[Records from a data collection]
━━━━━━━━━━━━━━━━━━━━━━━━━━━━━━

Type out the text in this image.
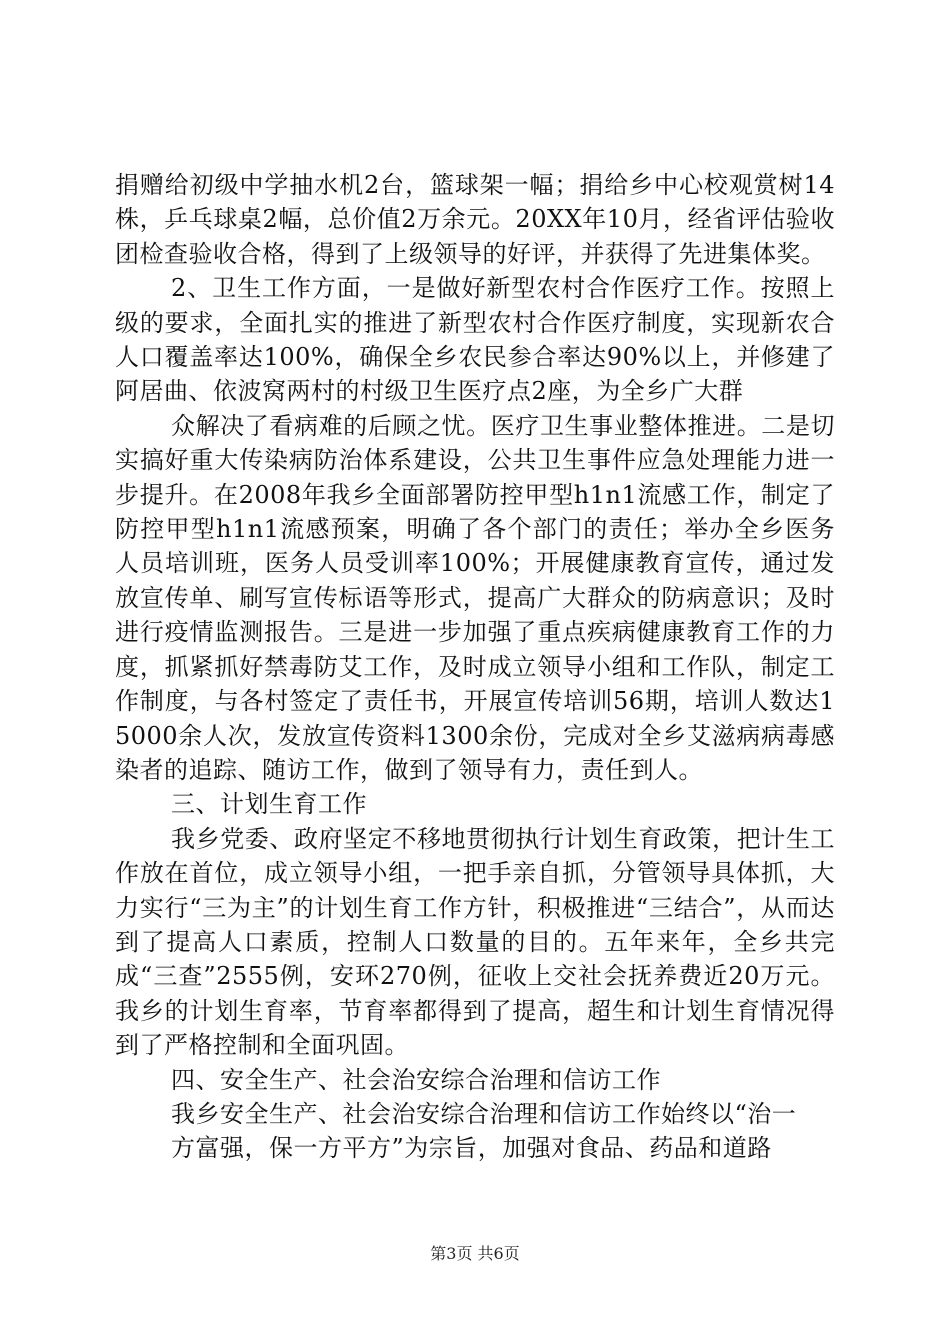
捐赠给初级中学抽水机2台，篮球架一幅；捐给乡中心校观赏树14株，乒乓球桌2幅，总价值2万余元。20XX年10月，经省评估验收团检查验收合格，得到了上级领导的好评，并获得了先进集体奖。

2、卫生工作方面，一是做好新型农村合作医疗工作。按照上级的要求，全面扎实的推进了新型农村合作医疗制度，实现新农合人口覆盖率达100%，确保全乡农民参合率达90%以上，并修建了阿居曲、依波窝两村的村级卫生医疗点2座，为全乡广大群

众解决了看病难的后顾之忧。医疗卫生事业整体推进。二是切实搞好重大传染病防治体系建设，公共卫生事件应急处理能力进一步提升。在2008年我乡全面部署防控甲型h1n1流感工作，制定了防控甲型h1n1流感预案，明确了各个部门的责任；举办全乡医务人员培训班，医务人员受训率100%；开展健康教育宣传，通过发放宣传单、刷写宣传标语等形式，提高广大群众的防病意识；及时进行疫情监测报告。三是进一步加强了重点疾病健康教育工作的力度，抓紧抓好禁毒防艾工作，及时成立领导小组和工作队，制定工作制度，与各村签定了责任书，开展宣传培训56期，培训人数达15000余人次，发放宣传资料1300余份，完成对全乡艾滋病病毒感染者的追踪、随访工作，做到了领导有力，责任到人。

三、计划生育工作

我乡党委、政府坚定不移地贯彻执行计划生育政策，把计生工作放在首位，成立领导小组，一把手亲自抓，分管领导具体抓，大力实行“三为主”的计划生育工作方针，积极推进“三结合”，从而达到了提高人口素质，控制人口数量的目的。五年来年，全乡共完成“三查”2555例，安环270例，征收上交社会抚养费近20万元。我乡的计划生育率，节育率都得到了提高，超生和计划生育情况得到了严格控制和全面巩固。

四、安全生产、社会治安综合治理和信访工作

我乡安全生产、社会治安综合治理和信访工作始终以“治一

方富强，保一方平方”为宗旨，加强对食品、药品和道路

第3页 共6页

━━━━━━━━━━━━━━━━━━━━━━━━━━━━━━

* _WORK REQUIRED_: Reproduce every line exactly and omit all pictures.

* _RESULT OF THIS EXERCISE_:
Type out the text in this image.
捐赠给初级中学抽水机2台，篮球架一幅；捐给乡中心校观赏树14株，乒乓球桌2幅，总价值2万余元。20XX年10月，经省评估验收团检查验收合格，得到了上级领导的好评，并获得了先进集体奖。

2、卫生工作方面，一是做好新型农村合作医疗工作。按照上级的要求，全面扎实的推进了新型农村合作医疗制度，实现新农合人口覆盖率达100%，确保全乡农民参合率达90%以上，并修建了阿居曲、依波窝两村的村级卫生医疗点2座，为全乡广大群

众解决了看病难的后顾之忧。医疗卫生事业整体推进。二是切实搞好重大传染病防治体系建设，公共卫生事件应急处理能力进一步提升。在2008年我乡全面部署防控甲型h1n1流感工作，制定了防控甲型h1n1流感预案，明确了各个部门的责任；举办全乡医务人员培训班，医务人员受训率100%；开展健康教育宣传，通过发放宣传单、刷写宣传标语等形式，提高广大群众的防病意识；及时进行疫情监测报告。三是进一步加强了重点疾病健康教育工作的力度，抓紧抓好禁毒防艾工作，及时成立领导小组和工作队，制定工作制度，与各村签定了责任书，开展宣传培训56期，培训人数达15000余人次，发放宣传资料1300余份，完成对全乡艾滋病病毒感染者的追踪、随访工作，做到了领导有力，责任到人。

三、计划生育工作

我乡党委、政府坚定不移地贯彻执行计划生育政策，把计生工作放在首位，成立领导小组，一把手亲自抓，分管领导具体抓，大力实行“三为主”的计划生育工作方针，积极推进“三结合”，从而达到了提高人口素质，控制人口数量的目的。五年来年，全乡共完成“三查”2555例，安环270例，征收上交社会抚养费近20万元。我乡的计划生育率，节育率都得到了提高，超生和计划生育情况得到了严格控制和全面巩固。

四、安全生产、社会治安综合治理和信访工作

我乡安全生产、社会治安综合治理和信访工作始终以“治一

方富强，保一方平方”为宗旨，加强对食品、药品和道路

第3页 共6页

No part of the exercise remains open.